* RECORDS SHOWN *

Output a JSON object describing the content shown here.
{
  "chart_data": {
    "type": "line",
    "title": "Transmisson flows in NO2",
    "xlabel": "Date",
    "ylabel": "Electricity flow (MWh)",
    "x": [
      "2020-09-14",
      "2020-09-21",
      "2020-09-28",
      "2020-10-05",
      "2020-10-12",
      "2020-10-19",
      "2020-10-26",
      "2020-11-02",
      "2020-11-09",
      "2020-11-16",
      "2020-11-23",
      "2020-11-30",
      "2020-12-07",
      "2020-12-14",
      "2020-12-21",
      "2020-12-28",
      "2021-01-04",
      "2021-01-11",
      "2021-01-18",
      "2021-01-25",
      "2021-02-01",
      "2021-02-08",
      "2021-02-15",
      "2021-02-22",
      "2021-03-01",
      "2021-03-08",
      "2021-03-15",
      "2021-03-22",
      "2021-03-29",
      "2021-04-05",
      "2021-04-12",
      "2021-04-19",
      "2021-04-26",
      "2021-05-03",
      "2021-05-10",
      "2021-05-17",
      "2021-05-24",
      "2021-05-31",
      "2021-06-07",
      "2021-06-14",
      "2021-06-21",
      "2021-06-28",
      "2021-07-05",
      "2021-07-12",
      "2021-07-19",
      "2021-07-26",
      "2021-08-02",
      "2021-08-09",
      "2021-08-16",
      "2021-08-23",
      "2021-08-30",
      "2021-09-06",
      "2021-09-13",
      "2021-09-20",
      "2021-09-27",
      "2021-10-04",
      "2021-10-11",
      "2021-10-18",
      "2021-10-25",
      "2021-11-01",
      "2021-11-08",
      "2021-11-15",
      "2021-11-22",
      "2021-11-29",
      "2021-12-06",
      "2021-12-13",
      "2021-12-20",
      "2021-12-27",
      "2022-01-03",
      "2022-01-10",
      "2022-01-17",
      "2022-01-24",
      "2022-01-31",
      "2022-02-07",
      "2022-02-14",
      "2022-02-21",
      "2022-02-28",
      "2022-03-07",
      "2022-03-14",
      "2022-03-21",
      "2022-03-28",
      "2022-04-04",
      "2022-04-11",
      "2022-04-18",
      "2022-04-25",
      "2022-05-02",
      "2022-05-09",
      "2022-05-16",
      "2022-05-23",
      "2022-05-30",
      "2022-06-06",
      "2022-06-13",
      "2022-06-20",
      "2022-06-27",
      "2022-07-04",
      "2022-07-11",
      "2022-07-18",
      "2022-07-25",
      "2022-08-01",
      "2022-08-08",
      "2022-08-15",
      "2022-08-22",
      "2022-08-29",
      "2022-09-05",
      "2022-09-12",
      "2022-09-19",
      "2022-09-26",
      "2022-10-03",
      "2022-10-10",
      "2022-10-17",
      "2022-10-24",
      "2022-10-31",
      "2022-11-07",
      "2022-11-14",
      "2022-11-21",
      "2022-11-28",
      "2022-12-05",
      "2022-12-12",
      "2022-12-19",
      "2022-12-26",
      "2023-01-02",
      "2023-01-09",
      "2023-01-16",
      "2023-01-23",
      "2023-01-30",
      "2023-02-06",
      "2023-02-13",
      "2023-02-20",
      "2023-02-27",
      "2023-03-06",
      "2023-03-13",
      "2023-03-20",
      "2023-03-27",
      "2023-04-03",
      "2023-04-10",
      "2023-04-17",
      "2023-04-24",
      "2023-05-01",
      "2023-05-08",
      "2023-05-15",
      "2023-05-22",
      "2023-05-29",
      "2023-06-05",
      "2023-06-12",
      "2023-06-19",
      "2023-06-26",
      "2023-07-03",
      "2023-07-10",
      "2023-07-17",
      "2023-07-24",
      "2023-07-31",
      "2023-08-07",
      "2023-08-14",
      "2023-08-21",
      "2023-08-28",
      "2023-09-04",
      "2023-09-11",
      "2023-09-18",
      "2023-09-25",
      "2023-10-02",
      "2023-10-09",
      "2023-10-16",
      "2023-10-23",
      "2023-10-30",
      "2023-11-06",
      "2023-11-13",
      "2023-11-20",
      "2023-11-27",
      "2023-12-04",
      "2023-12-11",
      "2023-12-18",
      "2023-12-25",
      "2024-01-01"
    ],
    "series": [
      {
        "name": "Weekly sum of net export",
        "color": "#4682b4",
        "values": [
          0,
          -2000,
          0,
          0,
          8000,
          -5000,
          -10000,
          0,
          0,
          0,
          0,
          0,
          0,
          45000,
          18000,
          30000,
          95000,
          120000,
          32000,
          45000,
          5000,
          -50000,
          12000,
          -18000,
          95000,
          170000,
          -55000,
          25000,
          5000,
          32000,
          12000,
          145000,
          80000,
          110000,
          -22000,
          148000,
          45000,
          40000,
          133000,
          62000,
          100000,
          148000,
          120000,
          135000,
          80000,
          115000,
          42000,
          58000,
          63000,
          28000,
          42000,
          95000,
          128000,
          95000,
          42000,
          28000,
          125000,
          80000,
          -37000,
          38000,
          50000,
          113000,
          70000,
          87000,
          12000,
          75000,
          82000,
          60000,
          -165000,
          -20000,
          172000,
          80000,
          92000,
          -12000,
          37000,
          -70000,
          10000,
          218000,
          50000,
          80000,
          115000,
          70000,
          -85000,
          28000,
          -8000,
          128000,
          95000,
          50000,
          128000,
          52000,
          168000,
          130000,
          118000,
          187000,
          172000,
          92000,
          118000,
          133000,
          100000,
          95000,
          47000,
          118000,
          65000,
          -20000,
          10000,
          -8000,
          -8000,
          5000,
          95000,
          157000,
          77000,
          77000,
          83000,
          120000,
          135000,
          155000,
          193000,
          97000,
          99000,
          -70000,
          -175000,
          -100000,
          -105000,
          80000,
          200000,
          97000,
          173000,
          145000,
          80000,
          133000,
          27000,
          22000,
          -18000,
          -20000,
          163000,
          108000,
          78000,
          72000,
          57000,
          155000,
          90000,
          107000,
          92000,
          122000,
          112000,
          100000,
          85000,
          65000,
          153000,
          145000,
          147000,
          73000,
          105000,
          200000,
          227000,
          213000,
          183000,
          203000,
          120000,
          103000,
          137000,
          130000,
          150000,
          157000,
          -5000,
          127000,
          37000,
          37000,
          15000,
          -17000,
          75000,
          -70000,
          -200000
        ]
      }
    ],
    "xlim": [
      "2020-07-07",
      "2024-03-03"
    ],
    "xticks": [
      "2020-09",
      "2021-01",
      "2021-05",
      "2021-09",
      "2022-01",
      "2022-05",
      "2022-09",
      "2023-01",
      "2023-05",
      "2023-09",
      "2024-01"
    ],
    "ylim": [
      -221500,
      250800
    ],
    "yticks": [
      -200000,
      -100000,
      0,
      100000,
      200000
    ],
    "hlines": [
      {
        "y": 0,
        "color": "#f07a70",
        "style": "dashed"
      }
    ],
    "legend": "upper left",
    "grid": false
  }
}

* WRITTEN EXERCISE *
Write out every line of the records exactly.

* TASK SOLUTION *
Output a JSON object describing the content shown here.
{
  "chart_data": {
    "type": "line",
    "title": "Transmisson flows in NO2",
    "xlabel": "Date",
    "ylabel": "Electricity flow (MWh)",
    "x": [
      "2020-09-14",
      "2020-09-21",
      "2020-09-28",
      "2020-10-05",
      "2020-10-12",
      "2020-10-19",
      "2020-10-26",
      "2020-11-02",
      "2020-11-09",
      "2020-11-16",
      "2020-11-23",
      "2020-11-30",
      "2020-12-07",
      "2020-12-14",
      "2020-12-21",
      "2020-12-28",
      "2021-01-04",
      "2021-01-11",
      "2021-01-18",
      "2021-01-25",
      "2021-02-01",
      "2021-02-08",
      "2021-02-15",
      "2021-02-22",
      "2021-03-01",
      "2021-03-08",
      "2021-03-15",
      "2021-03-22",
      "2021-03-29",
      "2021-04-05",
      "2021-04-12",
      "2021-04-19",
      "2021-04-26",
      "2021-05-03",
      "2021-05-10",
      "2021-05-17",
      "2021-05-24",
      "2021-05-31",
      "2021-06-07",
      "2021-06-14",
      "2021-06-21",
      "2021-06-28",
      "2021-07-05",
      "2021-07-12",
      "2021-07-19",
      "2021-07-26",
      "2021-08-02",
      "2021-08-09",
      "2021-08-16",
      "2021-08-23",
      "2021-08-30",
      "2021-09-06",
      "2021-09-13",
      "2021-09-20",
      "2021-09-27",
      "2021-10-04",
      "2021-10-11",
      "2021-10-18",
      "2021-10-25",
      "2021-11-01",
      "2021-11-08",
      "2021-11-15",
      "2021-11-22",
      "2021-11-29",
      "2021-12-06",
      "2021-12-13",
      "2021-12-20",
      "2021-12-27",
      "2022-01-03",
      "2022-01-10",
      "2022-01-17",
      "2022-01-24",
      "2022-01-31",
      "2022-02-07",
      "2022-02-14",
      "2022-02-21",
      "2022-02-28",
      "2022-03-07",
      "2022-03-14",
      "2022-03-21",
      "2022-03-28",
      "2022-04-04",
      "2022-04-11",
      "2022-04-18",
      "2022-04-25",
      "2022-05-02",
      "2022-05-09",
      "2022-05-16",
      "2022-05-23",
      "2022-05-30",
      "2022-06-06",
      "2022-06-13",
      "2022-06-20",
      "2022-06-27",
      "2022-07-04",
      "2022-07-11",
      "2022-07-18",
      "2022-07-25",
      "2022-08-01",
      "2022-08-08",
      "2022-08-15",
      "2022-08-22",
      "2022-08-29",
      "2022-09-05",
      "2022-09-12",
      "2022-09-19",
      "2022-09-26",
      "2022-10-03",
      "2022-10-10",
      "2022-10-17",
      "2022-10-24",
      "2022-10-31",
      "2022-11-07",
      "2022-11-14",
      "2022-11-21",
      "2022-11-28",
      "2022-12-05",
      "2022-12-12",
      "2022-12-19",
      "2022-12-26",
      "2023-01-02",
      "2023-01-09",
      "2023-01-16",
      "2023-01-23",
      "2023-01-30",
      "2023-02-06",
      "2023-02-13",
      "2023-02-20",
      "2023-02-27",
      "2023-03-06",
      "2023-03-13",
      "2023-03-20",
      "2023-03-27",
      "2023-04-03",
      "2023-04-10",
      "2023-04-17",
      "2023-04-24",
      "2023-05-01",
      "2023-05-08",
      "2023-05-15",
      "2023-05-22",
      "2023-05-29",
      "2023-06-05",
      "2023-06-12",
      "2023-06-19",
      "2023-06-26",
      "2023-07-03",
      "2023-07-10",
      "2023-07-17",
      "2023-07-24",
      "2023-07-31",
      "2023-08-07",
      "2023-08-14",
      "2023-08-21",
      "2023-08-28",
      "2023-09-04",
      "2023-09-11",
      "2023-09-18",
      "2023-09-25",
      "2023-10-02",
      "2023-10-09",
      "2023-10-16",
      "2023-10-23",
      "2023-10-30",
      "2023-11-06",
      "2023-11-13",
      "2023-11-20",
      "2023-11-27",
      "2023-12-04",
      "2023-12-11",
      "2023-12-18",
      "2023-12-25",
      "2024-01-01"
    ],
    "series": [
      {
        "name": "Weekly sum of net export",
        "color": "#4682b4",
        "values": [
          0,
          -2000,
          0,
          0,
          8000,
          -5000,
          -10000,
          0,
          0,
          0,
          0,
          0,
          0,
          45000,
          18000,
          30000,
          95000,
          120000,
          32000,
          45000,
          5000,
          -50000,
          12000,
          -18000,
          95000,
          170000,
          -55000,
          25000,
          5000,
          32000,
          12000,
          145000,
          80000,
          110000,
          -22000,
          148000,
          45000,
          40000,
          133000,
          62000,
          100000,
          148000,
          120000,
          135000,
          80000,
          115000,
          42000,
          58000,
          63000,
          28000,
          42000,
          95000,
          128000,
          95000,
          42000,
          28000,
          125000,
          80000,
          -37000,
          38000,
          50000,
          113000,
          70000,
          87000,
          12000,
          75000,
          82000,
          60000,
          -165000,
          -20000,
          172000,
          80000,
          92000,
          -12000,
          37000,
          -70000,
          10000,
          218000,
          50000,
          80000,
          115000,
          70000,
          -85000,
          28000,
          -8000,
          128000,
          95000,
          50000,
          128000,
          52000,
          168000,
          130000,
          118000,
          187000,
          172000,
          92000,
          118000,
          133000,
          100000,
          95000,
          47000,
          118000,
          65000,
          -20000,
          10000,
          -8000,
          -8000,
          5000,
          95000,
          157000,
          77000,
          77000,
          83000,
          120000,
          135000,
          155000,
          193000,
          97000,
          99000,
          -70000,
          -175000,
          -100000,
          -105000,
          80000,
          200000,
          97000,
          173000,
          145000,
          80000,
          133000,
          27000,
          22000,
          -18000,
          -20000,
          163000,
          108000,
          78000,
          72000,
          57000,
          155000,
          90000,
          107000,
          92000,
          122000,
          112000,
          100000,
          85000,
          65000,
          153000,
          145000,
          147000,
          73000,
          105000,
          200000,
          227000,
          213000,
          183000,
          203000,
          120000,
          103000,
          137000,
          130000,
          150000,
          157000,
          -5000,
          127000,
          37000,
          37000,
          15000,
          -17000,
          75000,
          -70000,
          -200000
        ]
      }
    ],
    "xlim": [
      "2020-07-07",
      "2024-03-03"
    ],
    "xticks": [
      "2020-09",
      "2021-01",
      "2021-05",
      "2021-09",
      "2022-01",
      "2022-05",
      "2022-09",
      "2023-01",
      "2023-05",
      "2023-09",
      "2024-01"
    ],
    "ylim": [
      -221500,
      250800
    ],
    "yticks": [
      -200000,
      -100000,
      0,
      100000,
      200000
    ],
    "hlines": [
      {
        "y": 0,
        "color": "#f07a70",
        "style": "dashed"
      }
    ],
    "legend": "upper left",
    "grid": false
  }
}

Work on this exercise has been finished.